--- start Data for the task ---
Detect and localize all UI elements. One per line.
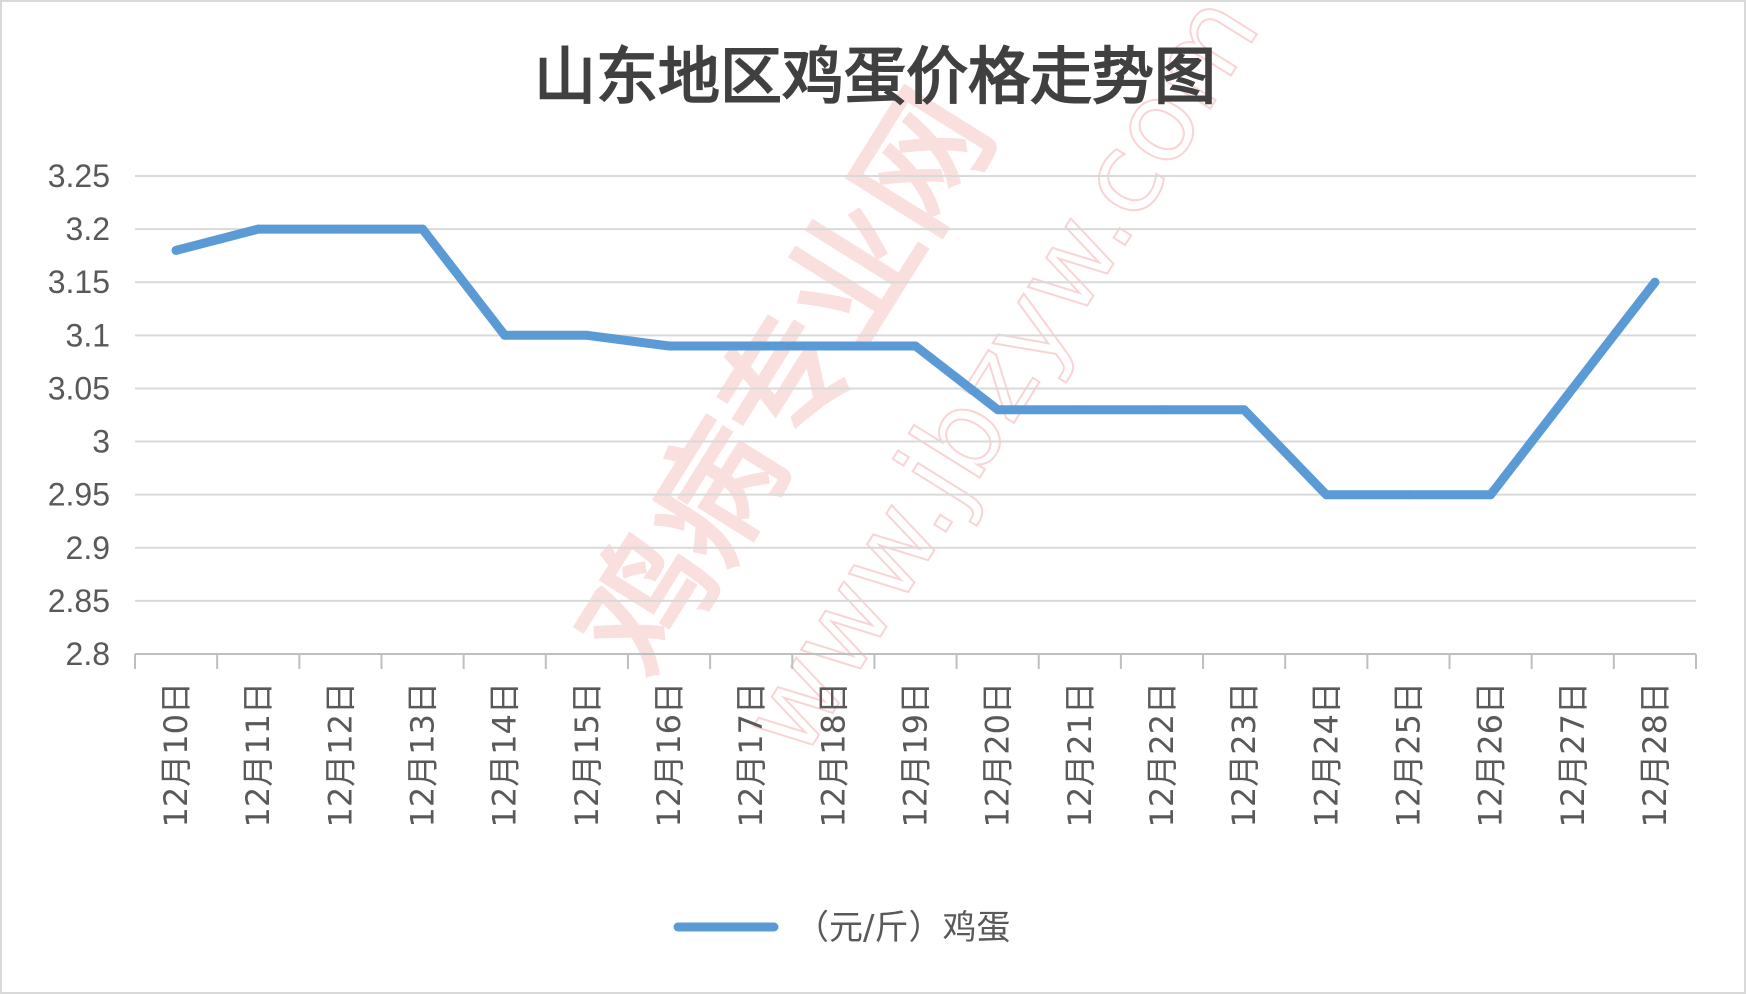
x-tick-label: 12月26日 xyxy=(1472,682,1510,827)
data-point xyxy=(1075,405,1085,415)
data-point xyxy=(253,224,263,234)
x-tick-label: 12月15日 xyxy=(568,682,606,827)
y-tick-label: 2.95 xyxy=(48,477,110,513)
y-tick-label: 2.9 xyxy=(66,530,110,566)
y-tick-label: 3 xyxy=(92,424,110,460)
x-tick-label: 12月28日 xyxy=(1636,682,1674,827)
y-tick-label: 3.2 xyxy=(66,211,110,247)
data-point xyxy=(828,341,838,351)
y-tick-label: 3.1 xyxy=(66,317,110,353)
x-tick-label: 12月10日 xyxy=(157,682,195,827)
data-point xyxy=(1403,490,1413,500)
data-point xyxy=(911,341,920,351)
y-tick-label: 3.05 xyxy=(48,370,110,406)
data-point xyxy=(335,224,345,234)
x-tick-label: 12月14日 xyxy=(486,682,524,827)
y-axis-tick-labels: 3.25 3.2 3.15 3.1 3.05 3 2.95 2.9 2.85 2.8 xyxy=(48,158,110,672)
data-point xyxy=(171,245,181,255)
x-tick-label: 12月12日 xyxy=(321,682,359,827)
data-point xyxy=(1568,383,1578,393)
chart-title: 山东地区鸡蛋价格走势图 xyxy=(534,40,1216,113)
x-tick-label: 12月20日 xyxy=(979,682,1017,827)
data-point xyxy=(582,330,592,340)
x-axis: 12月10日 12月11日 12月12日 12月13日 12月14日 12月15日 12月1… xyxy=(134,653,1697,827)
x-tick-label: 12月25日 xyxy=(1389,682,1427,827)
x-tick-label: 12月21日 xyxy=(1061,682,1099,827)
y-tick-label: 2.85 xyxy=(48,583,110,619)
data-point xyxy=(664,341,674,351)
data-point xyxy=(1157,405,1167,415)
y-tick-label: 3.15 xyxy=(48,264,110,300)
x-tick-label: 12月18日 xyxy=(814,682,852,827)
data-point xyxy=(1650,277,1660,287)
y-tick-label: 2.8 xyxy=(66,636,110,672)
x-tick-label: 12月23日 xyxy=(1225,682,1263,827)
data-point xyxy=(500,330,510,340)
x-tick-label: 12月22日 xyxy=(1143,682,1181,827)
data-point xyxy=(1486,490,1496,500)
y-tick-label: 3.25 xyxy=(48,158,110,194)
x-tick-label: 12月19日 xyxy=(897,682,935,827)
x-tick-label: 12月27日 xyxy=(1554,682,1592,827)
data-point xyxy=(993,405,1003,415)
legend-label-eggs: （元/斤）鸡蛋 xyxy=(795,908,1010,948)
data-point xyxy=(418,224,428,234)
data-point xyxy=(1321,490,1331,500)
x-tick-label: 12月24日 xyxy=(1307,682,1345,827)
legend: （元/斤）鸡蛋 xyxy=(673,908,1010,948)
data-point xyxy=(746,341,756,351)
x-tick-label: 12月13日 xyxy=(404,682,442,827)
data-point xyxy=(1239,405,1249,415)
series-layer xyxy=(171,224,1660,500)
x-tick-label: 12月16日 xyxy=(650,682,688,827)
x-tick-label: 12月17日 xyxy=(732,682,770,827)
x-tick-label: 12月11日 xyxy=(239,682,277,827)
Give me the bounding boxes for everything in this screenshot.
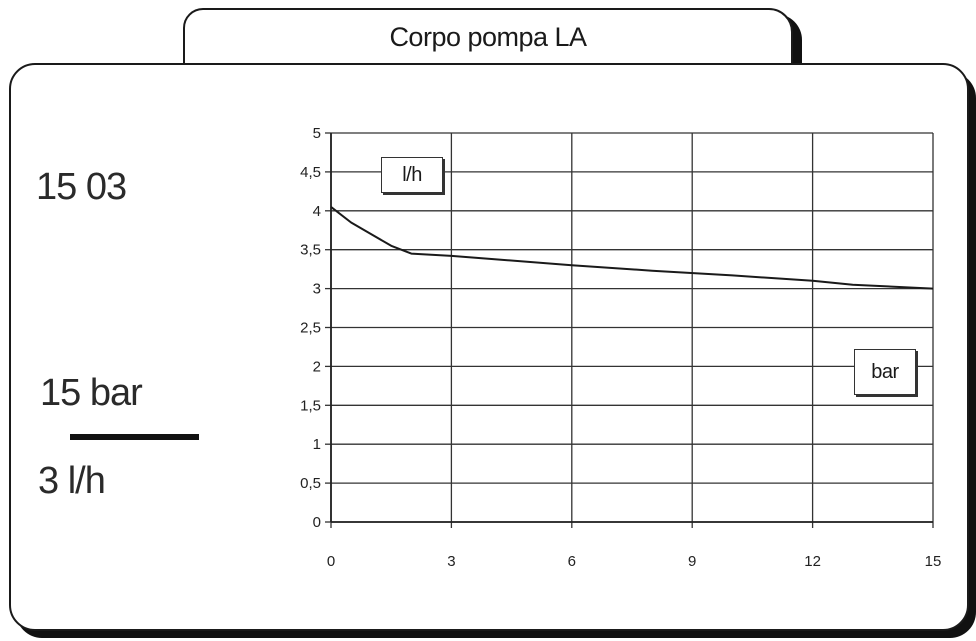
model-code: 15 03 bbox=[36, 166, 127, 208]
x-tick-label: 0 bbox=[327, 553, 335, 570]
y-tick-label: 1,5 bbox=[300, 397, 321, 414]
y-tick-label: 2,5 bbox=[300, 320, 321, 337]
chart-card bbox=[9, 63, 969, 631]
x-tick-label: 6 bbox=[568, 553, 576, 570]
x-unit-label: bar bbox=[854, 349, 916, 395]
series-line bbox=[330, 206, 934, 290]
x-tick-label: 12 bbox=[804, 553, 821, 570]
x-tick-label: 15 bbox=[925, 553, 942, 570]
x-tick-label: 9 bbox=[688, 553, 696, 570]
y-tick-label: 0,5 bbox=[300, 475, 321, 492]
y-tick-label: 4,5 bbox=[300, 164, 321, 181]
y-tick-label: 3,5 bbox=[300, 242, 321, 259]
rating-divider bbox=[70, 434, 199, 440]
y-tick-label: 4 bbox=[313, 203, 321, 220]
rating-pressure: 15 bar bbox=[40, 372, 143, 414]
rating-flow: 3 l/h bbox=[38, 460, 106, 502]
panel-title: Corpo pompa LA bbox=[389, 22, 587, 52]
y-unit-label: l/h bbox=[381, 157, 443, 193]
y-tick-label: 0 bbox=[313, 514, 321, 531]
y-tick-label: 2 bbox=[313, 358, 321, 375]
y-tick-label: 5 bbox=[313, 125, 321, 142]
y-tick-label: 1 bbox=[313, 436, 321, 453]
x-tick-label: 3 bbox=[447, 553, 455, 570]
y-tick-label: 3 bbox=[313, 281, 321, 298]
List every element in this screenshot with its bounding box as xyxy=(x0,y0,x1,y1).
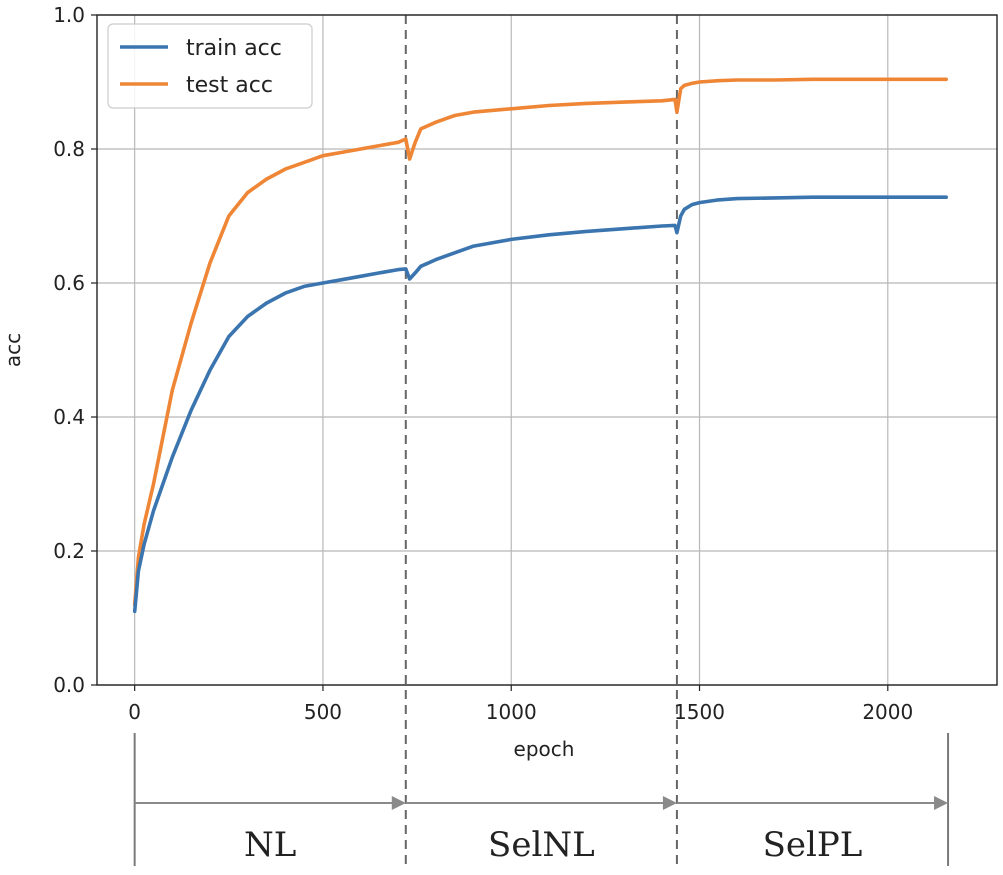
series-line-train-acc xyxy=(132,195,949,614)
--- end Data for the task ---
Problem description
Reproduce the listing lines from the line with "model-code: 15 03 bbox=[36, 166, 127, 208]" to the line with "rating-divider bbox=[70, 434, 199, 440]", substituting "chart-panel" for "chart-card" and leaving everything else unchanged.

Task output
model-code: 15 03 bbox=[36, 166, 127, 208]
x-tick-label: 0 bbox=[327, 553, 335, 570]
y-tick-label: 1,5 bbox=[300, 397, 321, 414]
y-tick-label: 2,5 bbox=[300, 320, 321, 337]
chart-panel bbox=[9, 63, 969, 631]
x-tick-label: 6 bbox=[568, 553, 576, 570]
x-unit-label: bar bbox=[854, 349, 916, 395]
series-line bbox=[330, 206, 934, 290]
x-tick-label: 12 bbox=[804, 553, 821, 570]
x-tick-label: 15 bbox=[925, 553, 942, 570]
x-tick-label: 9 bbox=[688, 553, 696, 570]
y-tick-label: 0,5 bbox=[300, 475, 321, 492]
y-tick-label: 4,5 bbox=[300, 164, 321, 181]
y-tick-label: 3,5 bbox=[300, 242, 321, 259]
rating-divider bbox=[70, 434, 199, 440]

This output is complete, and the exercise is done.